[BEGIN Dataset extract]
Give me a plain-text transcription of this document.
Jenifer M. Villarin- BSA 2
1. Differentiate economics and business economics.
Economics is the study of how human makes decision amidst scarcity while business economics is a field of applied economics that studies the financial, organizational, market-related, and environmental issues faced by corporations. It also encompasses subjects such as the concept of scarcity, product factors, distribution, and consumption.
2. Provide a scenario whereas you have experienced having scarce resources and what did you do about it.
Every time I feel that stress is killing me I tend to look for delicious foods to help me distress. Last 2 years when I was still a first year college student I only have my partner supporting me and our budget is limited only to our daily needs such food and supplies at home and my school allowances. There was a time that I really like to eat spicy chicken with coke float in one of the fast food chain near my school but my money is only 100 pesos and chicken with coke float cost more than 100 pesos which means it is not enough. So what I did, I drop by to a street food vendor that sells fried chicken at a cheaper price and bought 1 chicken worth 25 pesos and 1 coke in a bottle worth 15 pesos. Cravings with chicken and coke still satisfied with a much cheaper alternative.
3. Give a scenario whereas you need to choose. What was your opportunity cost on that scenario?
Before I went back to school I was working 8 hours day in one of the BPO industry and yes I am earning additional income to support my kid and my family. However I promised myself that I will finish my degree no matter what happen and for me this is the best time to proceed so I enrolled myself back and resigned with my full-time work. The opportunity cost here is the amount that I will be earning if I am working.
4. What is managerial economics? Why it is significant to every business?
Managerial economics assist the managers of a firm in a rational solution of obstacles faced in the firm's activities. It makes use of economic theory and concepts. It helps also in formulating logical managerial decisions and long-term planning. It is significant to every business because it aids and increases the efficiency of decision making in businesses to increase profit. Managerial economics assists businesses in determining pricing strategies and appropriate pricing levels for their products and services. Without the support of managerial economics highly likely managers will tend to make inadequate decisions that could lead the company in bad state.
[END Dataset extract]
Task directions. Return all of the entries word for word.

Exercise output.
Give me a plain-text transcription of this document.
Jenifer M. Villarin- BSA 2
1. Differentiate economics and business economics.
Economics is the study of how human makes decision amidst scarcity while business economics is a field of applied economics that studies the financial, organizational, market-related, and environmental issues faced by corporations. It also encompasses subjects such as the concept of scarcity, product factors, distribution, and consumption.
2. Provide a scenario whereas you have experienced having scarce resources and what did you do about it.
Every time I feel that stress is killing me I tend to look for delicious foods to help me distress. Last 2 years when I was still a first year college student I only have my partner supporting me and our budget is limited only to our daily needs such food and supplies at home and my school allowances. There was a time that I really like to eat spicy chicken with coke float in one of the fast food chain near my school but my money is only 100 pesos and chicken with coke float cost more than 100 pesos which means it is not enough. So what I did, I drop by to a street food vendor that sells fried chicken at a cheaper price and bought 1 chicken worth 25 pesos and 1 coke in a bottle worth 15 pesos. Cravings with chicken and coke still satisfied with a much cheaper alternative.
3. Give a scenario whereas you need to choose. What was your opportunity cost on that scenario?
Before I went back to school I was working 8 hours day in one of the BPO industry and yes I am earning additional income to support my kid and my family. However I promised myself that I will finish my degree no matter what happen and for me this is the best time to proceed so I enrolled myself back and resigned with my full-time work. The opportunity cost here is the amount that I will be earning if I am working.
4. What is managerial economics? Why it is significant to every business?
Managerial economics assist the managers of a firm in a rational solution of obstacles faced in the firm's activities. It makes use of economic theory and concepts. It helps also in formulating logical managerial decisions and long-term planning. It is significant to every business because it aids and increases the efficiency of decision making in businesses to increase profit. Managerial economics assists businesses in determining pricing strategies and appropriate pricing levels for their products and services. Without the support of managerial economics highly likely managers will tend to make inadequate decisions that could lead the company in bad state.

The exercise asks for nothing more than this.